◆ **Required task 1**
Replace "forum" with "board" in the forum thread below. Write out the passage starting at "what you write" and ending at "Palladium (Jun 9, 2013)" with that change.
* BEGIN Text section *
# refining equipment suppliers in USA



## zachy (Jun 9, 2013)

Well folks I open this topic to find the best manufacturers of equipment for refining gold in the U.S., or that I can say about the Italian teams, I say they are good.


----------



## squarecoinman (Jun 9, 2013)

zachy said:


> Well folks I open this topic to find the best manufacturers of equipment for refining gold in the U.S., or that I can say about the Italian teams, I say they are good.




Dear Zachy Did you use search ? I guess not as if you would have done that you would have known that there is one manufacturers of equipment for refining gold in the U.S
you would also find out that the company is not very popular here on the forum. To many times people would buy the product and come here asking for help.
There are other companies that will sell equipment such as filters, pumps, jars, all used in refining but they can also be used for other things.

I Think you are a drive by "shooter" that feels the need to post something without doing your homework, without reading what you post before posting it . 

what you write about the Italian teams does not make sense ( when talking about gold refining ) 

It is post like this that bring down the quality of the forum. 


scm


----------



## Palladium (Jun 9, 2013)

:arrow: :|


----------



## zachy (Sep 30, 2016)

I need a team to refine small batches of 1 kg of gold and one kilogram of platinum, which is of good quality.
they think of this
https://www.ishor.com/simplicity-gold-platinum-refining-system


----------



## anachronism (Sep 30, 2016)

Many of the guys here are way above that kind of thing. 

I do have to ask how they would get the product to refine?


----------



## Barren Realms 007 (Sep 30, 2016)

zachy said:


> I need a team to refine small batches of 1 kg of gold and one kilogram of platinum, which is of good quality.
* END Text section *
* BEGIN Entries provided *
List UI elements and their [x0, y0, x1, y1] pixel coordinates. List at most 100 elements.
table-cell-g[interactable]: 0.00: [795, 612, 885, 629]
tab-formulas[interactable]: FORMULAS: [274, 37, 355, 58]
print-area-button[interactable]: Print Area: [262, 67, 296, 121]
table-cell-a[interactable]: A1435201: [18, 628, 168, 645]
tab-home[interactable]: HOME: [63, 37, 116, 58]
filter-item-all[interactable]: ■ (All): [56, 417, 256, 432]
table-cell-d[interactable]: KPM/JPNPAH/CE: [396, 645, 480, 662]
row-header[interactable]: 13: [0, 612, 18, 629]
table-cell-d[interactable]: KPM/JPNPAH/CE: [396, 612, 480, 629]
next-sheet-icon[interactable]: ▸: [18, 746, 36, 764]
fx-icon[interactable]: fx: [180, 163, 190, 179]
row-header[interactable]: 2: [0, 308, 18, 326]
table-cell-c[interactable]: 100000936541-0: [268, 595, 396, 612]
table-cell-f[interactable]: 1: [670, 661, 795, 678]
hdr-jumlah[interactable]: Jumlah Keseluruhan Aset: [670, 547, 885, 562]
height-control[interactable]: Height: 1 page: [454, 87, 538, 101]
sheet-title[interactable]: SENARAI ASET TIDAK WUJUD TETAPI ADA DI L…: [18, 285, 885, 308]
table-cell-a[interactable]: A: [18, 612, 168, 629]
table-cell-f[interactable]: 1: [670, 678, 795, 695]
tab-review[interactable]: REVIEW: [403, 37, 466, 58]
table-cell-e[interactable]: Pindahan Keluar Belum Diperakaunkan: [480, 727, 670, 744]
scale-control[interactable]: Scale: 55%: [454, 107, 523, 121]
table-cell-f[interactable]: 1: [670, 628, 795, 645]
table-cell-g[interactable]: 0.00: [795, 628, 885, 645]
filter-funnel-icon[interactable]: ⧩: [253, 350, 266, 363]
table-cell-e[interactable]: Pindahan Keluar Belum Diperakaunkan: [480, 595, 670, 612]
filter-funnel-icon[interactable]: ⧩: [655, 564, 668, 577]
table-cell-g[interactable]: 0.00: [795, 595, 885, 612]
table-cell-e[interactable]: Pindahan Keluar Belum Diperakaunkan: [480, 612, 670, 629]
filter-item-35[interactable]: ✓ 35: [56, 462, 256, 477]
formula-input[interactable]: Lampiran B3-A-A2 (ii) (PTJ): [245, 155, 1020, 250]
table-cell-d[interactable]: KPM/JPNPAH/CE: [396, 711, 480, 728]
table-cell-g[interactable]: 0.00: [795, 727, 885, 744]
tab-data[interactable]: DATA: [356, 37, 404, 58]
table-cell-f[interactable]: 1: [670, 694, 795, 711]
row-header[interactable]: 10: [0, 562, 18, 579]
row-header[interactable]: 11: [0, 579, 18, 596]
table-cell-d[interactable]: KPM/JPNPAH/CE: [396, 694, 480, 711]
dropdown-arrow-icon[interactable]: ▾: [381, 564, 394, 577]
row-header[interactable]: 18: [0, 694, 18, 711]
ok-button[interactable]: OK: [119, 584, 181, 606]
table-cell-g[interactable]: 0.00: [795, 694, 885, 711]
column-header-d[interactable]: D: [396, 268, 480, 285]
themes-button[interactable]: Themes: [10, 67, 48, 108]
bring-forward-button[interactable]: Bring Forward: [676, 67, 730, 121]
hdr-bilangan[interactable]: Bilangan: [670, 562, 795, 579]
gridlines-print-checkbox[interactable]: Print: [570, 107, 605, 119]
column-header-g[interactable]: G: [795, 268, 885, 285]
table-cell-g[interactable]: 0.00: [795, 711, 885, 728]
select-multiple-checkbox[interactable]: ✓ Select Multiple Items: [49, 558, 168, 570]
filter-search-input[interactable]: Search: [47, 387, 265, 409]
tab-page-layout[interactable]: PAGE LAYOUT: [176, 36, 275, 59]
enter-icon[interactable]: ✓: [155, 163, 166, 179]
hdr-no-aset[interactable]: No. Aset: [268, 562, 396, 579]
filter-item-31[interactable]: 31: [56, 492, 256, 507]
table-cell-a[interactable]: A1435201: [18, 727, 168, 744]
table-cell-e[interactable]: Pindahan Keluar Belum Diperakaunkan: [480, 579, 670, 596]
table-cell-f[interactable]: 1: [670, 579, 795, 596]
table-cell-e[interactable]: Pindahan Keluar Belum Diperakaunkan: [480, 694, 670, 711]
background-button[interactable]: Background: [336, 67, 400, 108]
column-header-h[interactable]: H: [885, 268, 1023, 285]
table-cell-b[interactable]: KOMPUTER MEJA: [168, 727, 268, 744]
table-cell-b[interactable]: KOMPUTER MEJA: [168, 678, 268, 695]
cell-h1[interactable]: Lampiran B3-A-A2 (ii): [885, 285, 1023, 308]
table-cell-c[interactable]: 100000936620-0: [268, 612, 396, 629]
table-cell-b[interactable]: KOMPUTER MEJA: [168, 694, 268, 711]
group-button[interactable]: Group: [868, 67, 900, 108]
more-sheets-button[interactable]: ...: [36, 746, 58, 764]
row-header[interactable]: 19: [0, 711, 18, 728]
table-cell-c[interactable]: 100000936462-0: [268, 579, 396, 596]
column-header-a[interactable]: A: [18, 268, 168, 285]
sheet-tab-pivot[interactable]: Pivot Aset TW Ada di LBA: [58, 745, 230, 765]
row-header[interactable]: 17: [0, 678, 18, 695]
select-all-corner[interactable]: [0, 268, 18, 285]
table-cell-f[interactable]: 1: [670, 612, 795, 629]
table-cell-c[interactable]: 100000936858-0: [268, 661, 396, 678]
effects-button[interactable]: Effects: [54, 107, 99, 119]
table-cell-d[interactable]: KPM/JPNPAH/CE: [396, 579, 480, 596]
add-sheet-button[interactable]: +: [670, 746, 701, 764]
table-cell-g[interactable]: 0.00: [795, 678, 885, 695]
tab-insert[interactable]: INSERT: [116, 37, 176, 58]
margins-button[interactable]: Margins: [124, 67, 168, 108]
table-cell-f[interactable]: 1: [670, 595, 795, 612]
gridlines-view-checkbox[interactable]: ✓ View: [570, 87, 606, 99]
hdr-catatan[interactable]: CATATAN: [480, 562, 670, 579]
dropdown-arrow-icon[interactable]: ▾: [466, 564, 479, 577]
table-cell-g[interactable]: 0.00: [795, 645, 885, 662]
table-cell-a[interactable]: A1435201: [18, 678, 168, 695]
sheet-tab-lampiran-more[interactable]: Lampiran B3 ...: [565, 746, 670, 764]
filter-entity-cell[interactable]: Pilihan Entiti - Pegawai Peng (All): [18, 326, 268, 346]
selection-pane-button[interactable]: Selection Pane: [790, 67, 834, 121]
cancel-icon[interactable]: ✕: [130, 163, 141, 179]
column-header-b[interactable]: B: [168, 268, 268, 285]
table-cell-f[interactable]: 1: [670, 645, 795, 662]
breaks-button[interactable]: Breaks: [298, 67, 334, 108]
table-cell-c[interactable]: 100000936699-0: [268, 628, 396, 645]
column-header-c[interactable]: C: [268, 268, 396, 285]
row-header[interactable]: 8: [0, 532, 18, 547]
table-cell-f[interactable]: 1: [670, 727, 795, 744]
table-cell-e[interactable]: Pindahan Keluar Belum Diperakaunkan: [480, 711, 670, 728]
* END Entries provided *
◆ **Required task 2**
Copy the records above word for word. Start at the beginning of the records and end with the line that contains "table-cell-g[interactable]: 0.00: [795, 595, 885, 612]", including that line.

◆ **Complete answer 1**
what you write about the Italian teams does not make sense ( when talking about gold refining ) 

It is post like this that bring down the quality of the board. 


scm


----------



## Palladium (Jun 9, 2013)

◆ **Complete answer 2**
List UI elements and their [x0, y0, x1, y1] pixel coordinates. List at most 100 elements.
table-cell-g[interactable]: 0.00: [795, 612, 885, 629]
tab-formulas[interactable]: FORMULAS: [274, 37, 355, 58]
print-area-button[interactable]: Print Area: [262, 67, 296, 121]
table-cell-a[interactable]: A1435201: [18, 628, 168, 645]
tab-home[interactable]: HOME: [63, 37, 116, 58]
filter-item-all[interactable]: ■ (All): [56, 417, 256, 432]
table-cell-d[interactable]: KPM/JPNPAH/CE: [396, 645, 480, 662]
row-header[interactable]: 13: [0, 612, 18, 629]
table-cell-d[interactable]: KPM/JPNPAH/CE: [396, 612, 480, 629]
next-sheet-icon[interactable]: ▸: [18, 746, 36, 764]
fx-icon[interactable]: fx: [180, 163, 190, 179]
row-header[interactable]: 2: [0, 308, 18, 326]
table-cell-c[interactable]: 100000936541-0: [268, 595, 396, 612]
table-cell-f[interactable]: 1: [670, 661, 795, 678]
hdr-jumlah[interactable]: Jumlah Keseluruhan Aset: [670, 547, 885, 562]
height-control[interactable]: Height: 1 page: [454, 87, 538, 101]
sheet-title[interactable]: SENARAI ASET TIDAK WUJUD TETAPI ADA DI L…: [18, 285, 885, 308]
table-cell-a[interactable]: A: [18, 612, 168, 629]
table-cell-f[interactable]: 1: [670, 678, 795, 695]
tab-review[interactable]: REVIEW: [403, 37, 466, 58]
table-cell-e[interactable]: Pindahan Keluar Belum Diperakaunkan: [480, 727, 670, 744]
scale-control[interactable]: Scale: 55%: [454, 107, 523, 121]
table-cell-f[interactable]: 1: [670, 628, 795, 645]
table-cell-g[interactable]: 0.00: [795, 628, 885, 645]
filter-funnel-icon[interactable]: ⧩: [253, 350, 266, 363]
table-cell-e[interactable]: Pindahan Keluar Belum Diperakaunkan: [480, 595, 670, 612]
filter-funnel-icon[interactable]: ⧩: [655, 564, 668, 577]
table-cell-g[interactable]: 0.00: [795, 595, 885, 612]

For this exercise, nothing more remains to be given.